- _Aim_
Identify each line below containing the string "Tiefbauamt" and copy it.

- _Supplied material_
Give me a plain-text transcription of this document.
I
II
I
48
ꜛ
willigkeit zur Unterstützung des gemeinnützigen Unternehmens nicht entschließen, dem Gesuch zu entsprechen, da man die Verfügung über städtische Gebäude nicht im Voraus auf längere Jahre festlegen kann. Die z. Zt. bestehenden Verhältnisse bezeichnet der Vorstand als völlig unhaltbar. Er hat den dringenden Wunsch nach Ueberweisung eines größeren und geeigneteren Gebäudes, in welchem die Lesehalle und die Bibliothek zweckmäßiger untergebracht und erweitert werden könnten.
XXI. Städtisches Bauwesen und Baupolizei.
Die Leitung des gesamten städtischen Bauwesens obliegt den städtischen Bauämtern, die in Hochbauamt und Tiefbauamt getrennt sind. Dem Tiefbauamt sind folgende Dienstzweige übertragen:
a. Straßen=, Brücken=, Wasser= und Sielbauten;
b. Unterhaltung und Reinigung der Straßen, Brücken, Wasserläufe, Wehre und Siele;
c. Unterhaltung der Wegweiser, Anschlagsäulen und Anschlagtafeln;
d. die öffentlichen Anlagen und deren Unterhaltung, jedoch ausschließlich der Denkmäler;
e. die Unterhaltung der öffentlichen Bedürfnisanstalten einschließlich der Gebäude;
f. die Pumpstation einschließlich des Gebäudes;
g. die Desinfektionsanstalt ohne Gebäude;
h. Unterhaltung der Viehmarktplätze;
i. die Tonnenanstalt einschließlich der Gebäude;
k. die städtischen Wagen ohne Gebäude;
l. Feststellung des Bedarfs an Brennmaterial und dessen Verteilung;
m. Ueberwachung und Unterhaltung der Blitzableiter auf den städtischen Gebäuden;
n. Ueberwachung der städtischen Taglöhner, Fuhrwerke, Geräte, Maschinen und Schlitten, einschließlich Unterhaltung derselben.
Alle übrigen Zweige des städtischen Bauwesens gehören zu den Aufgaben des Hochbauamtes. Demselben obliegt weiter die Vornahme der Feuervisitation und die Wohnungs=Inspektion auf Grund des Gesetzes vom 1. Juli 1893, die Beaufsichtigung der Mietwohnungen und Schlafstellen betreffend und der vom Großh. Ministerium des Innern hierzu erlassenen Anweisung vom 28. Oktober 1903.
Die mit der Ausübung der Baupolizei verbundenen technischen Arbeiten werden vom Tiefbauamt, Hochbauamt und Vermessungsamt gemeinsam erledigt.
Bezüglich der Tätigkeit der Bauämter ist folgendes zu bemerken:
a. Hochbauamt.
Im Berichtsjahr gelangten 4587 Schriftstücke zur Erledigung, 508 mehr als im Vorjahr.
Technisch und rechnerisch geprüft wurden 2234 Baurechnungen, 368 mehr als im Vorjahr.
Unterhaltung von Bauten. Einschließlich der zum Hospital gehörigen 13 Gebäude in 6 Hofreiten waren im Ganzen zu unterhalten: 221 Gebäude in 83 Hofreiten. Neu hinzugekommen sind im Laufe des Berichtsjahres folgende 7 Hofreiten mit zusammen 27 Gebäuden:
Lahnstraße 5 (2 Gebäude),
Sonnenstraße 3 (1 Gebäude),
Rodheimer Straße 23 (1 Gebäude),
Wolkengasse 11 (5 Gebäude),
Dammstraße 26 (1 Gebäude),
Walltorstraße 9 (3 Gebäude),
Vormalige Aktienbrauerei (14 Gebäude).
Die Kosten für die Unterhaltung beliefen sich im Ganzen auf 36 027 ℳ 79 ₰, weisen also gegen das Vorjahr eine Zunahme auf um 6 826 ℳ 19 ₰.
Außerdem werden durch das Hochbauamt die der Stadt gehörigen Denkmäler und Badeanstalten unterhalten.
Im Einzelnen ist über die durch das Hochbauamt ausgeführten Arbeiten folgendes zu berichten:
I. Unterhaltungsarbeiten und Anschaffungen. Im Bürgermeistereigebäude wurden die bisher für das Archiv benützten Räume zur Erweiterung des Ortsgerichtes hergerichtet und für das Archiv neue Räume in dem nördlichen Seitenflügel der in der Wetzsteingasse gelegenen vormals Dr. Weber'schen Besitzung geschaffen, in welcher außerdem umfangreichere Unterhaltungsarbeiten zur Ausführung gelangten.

- _Solution to this problem_
Die Leitung des gesamten städtischen Bauwesens obliegt den städtischen Bauämtern, die in Hochbauamt und Tiefbauamt getrennt sind. Dem Tiefbauamt sind folgende Dienstzweige übertragen:
Die mit der Ausübung der Baupolizei verbundenen technischen Arbeiten werden vom Tiefbauamt, Hochbauamt und Vermessungsamt gemeinsam erledigt.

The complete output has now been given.